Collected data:
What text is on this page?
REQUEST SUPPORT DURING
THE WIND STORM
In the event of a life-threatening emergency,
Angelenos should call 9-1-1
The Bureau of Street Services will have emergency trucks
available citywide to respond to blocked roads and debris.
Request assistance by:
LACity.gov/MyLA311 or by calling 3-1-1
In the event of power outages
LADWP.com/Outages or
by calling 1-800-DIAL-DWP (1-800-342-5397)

**DIRECTIVE**
Copy each line of the data exactly, leaving nothing out.

**RESPONSE FOR THIS EXERCISE**
What text is on this page?
REQUEST SUPPORT DURING
THE WIND STORM
In the event of a life-threatening emergency,
Angelenos should call 9-1-1
The Bureau of Street Services will have emergency trucks
available citywide to respond to blocked roads and debris.
Request assistance by:
LACity.gov/MyLA311 or by calling 3-1-1
In the event of power outages
LADWP.com/Outages or
by calling 1-800-DIAL-DWP (1-800-342-5397)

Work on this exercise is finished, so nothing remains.